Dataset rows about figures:
(begin)

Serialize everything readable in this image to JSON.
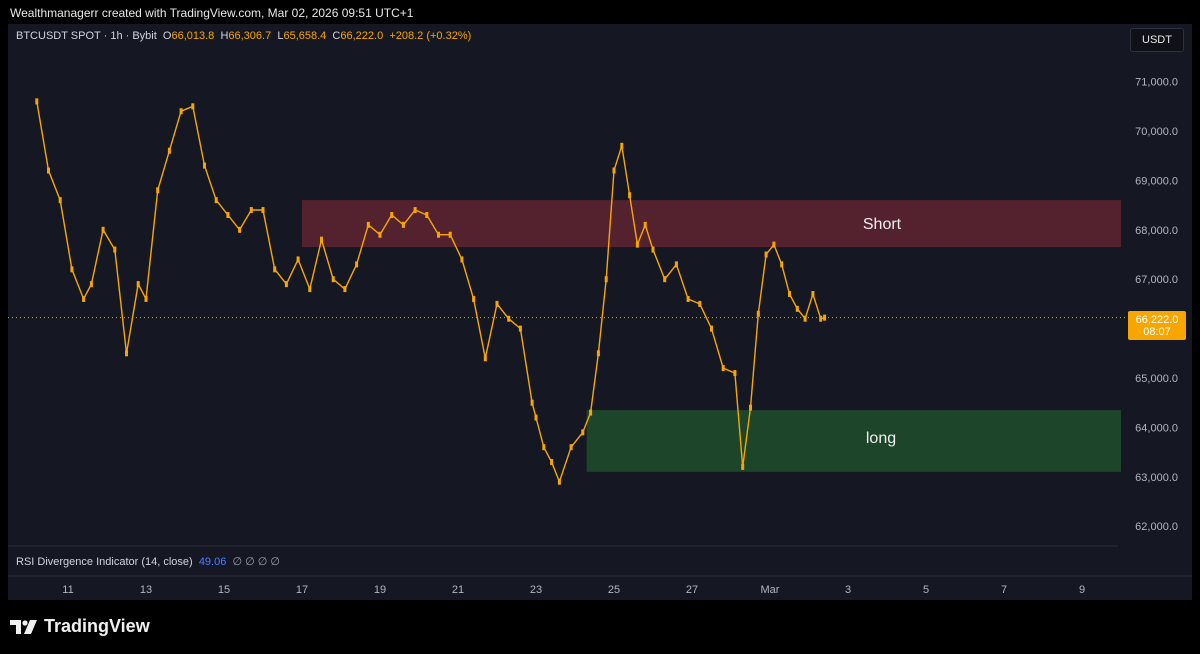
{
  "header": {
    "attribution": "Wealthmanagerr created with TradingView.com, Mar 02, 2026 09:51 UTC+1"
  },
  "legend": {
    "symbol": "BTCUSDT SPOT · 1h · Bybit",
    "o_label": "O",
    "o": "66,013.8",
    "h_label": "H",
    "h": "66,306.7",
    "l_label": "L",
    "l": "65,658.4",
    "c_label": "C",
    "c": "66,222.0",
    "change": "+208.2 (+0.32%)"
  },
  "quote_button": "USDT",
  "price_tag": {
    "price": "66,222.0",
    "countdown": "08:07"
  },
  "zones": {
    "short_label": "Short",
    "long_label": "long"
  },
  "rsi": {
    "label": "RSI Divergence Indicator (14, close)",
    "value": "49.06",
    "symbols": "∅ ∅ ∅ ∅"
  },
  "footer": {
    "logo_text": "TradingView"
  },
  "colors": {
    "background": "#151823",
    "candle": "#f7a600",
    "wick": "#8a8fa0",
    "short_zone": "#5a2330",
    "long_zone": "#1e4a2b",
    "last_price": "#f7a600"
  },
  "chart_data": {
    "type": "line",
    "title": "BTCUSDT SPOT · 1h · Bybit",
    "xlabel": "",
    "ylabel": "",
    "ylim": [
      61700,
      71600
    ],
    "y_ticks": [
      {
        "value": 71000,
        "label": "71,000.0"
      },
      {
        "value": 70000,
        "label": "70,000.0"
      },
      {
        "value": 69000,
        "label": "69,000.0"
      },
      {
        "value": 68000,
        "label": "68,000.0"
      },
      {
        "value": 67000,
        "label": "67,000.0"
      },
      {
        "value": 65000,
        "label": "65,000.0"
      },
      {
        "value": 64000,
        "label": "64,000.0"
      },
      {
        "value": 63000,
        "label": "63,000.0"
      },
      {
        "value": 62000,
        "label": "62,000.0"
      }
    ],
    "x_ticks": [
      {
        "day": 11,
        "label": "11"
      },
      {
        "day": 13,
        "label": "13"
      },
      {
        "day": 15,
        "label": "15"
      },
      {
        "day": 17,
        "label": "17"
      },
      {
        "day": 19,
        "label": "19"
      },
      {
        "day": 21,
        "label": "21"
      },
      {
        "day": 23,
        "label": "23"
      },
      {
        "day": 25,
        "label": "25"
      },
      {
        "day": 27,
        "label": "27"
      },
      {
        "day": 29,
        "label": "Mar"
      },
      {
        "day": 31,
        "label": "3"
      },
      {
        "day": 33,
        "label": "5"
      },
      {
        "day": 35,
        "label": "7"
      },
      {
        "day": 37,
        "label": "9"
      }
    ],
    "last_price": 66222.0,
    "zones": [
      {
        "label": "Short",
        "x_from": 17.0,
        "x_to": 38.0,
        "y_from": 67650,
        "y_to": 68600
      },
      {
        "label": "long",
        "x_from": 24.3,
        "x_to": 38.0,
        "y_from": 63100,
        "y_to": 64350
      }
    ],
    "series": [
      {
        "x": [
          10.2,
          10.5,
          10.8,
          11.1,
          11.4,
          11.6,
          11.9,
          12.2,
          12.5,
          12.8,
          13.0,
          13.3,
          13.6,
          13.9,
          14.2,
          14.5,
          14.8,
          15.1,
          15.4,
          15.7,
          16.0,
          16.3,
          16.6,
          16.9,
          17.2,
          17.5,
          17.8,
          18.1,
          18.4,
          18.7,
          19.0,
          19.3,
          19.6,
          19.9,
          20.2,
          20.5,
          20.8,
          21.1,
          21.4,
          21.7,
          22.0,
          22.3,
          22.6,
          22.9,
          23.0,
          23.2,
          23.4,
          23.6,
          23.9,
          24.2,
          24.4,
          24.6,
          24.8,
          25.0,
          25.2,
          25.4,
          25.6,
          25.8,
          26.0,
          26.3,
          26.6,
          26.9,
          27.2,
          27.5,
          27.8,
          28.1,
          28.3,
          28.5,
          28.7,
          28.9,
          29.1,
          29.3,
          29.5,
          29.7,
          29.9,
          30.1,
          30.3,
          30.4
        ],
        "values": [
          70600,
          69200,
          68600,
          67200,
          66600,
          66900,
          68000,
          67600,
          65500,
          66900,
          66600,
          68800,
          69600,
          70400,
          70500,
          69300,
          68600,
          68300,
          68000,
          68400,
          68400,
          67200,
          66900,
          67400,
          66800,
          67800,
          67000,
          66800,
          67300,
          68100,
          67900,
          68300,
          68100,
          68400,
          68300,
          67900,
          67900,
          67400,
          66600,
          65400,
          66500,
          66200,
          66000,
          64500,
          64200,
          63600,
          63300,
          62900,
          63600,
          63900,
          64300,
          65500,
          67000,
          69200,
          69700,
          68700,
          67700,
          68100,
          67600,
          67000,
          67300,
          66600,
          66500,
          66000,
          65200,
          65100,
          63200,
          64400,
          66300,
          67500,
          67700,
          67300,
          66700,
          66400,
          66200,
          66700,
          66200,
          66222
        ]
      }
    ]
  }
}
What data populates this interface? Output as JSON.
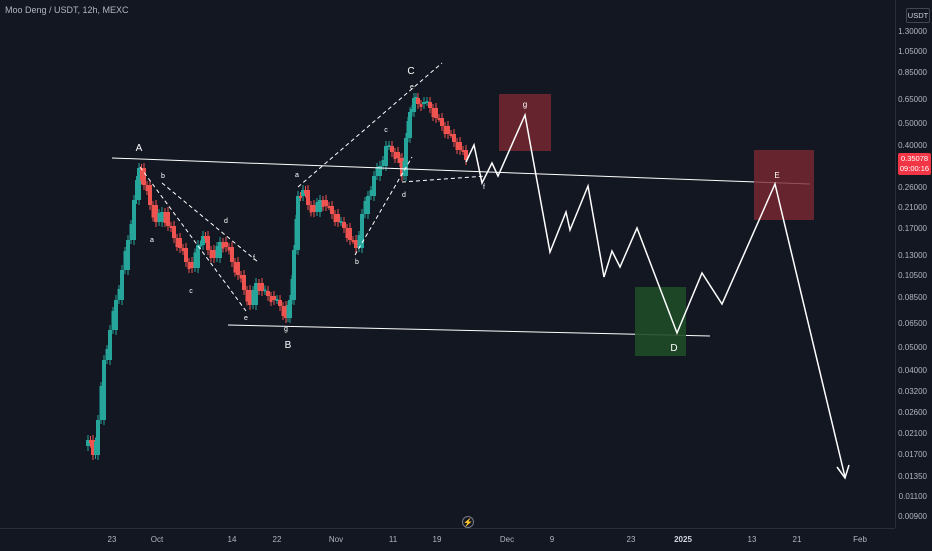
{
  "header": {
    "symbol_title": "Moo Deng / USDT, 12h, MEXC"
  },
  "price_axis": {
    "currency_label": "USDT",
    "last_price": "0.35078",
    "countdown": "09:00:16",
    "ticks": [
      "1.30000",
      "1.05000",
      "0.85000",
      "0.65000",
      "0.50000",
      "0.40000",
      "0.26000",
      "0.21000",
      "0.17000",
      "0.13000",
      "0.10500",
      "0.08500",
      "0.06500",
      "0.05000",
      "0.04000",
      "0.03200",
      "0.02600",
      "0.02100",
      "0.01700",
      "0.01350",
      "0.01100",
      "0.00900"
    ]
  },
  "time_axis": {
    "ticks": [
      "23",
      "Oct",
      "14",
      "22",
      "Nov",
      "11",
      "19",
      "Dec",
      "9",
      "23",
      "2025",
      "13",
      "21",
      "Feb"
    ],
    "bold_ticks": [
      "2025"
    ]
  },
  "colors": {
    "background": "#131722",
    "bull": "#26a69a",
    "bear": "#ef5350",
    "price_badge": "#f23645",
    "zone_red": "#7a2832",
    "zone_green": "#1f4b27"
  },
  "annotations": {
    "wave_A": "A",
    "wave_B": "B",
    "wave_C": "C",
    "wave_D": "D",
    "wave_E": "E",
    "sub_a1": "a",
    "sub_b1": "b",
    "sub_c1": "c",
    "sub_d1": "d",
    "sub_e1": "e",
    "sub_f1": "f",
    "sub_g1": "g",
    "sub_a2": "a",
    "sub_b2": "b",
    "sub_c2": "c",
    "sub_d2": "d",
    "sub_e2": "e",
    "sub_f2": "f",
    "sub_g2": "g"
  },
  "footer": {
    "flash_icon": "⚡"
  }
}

(end)

[Required task] Gather each line of the listing containing the word "JSON" and show it.

[Answer to the problem]
Serialize everything readable in this image to JSON.
What data populates this interface? Output as JSON.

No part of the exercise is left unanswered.